> _Set exercise_
Return the records in full, exactly as given.

** Start of Task data **

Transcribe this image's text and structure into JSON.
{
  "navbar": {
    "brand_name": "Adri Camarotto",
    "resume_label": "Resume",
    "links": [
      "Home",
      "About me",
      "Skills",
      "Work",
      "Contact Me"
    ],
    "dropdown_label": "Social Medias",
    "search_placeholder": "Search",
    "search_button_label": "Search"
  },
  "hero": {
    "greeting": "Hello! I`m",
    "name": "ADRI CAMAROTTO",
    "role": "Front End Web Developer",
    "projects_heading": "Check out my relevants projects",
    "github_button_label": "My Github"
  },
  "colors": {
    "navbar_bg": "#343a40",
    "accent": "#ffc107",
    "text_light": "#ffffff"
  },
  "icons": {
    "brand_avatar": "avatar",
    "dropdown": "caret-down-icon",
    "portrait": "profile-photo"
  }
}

** End of Task data **

> _Written answer_
Transcribe this image's text and structure into JSON.
{
  "navbar": {
    "brand_name": "Adri Camarotto",
    "resume_label": "Resume",
    "links": [
      "Home",
      "About me",
      "Skills",
      "Work",
      "Contact Me"
    ],
    "dropdown_label": "Social Medias",
    "search_placeholder": "Search",
    "search_button_label": "Search"
  },
  "hero": {
    "greeting": "Hello! I`m",
    "name": "ADRI CAMAROTTO",
    "role": "Front End Web Developer",
    "projects_heading": "Check out my relevants projects",
    "github_button_label": "My Github"
  },
  "colors": {
    "navbar_bg": "#343a40",
    "accent": "#ffc107",
    "text_light": "#ffffff"
  },
  "icons": {
    "brand_avatar": "avatar",
    "dropdown": "caret-down-icon",
    "portrait": "profile-photo"
  }
}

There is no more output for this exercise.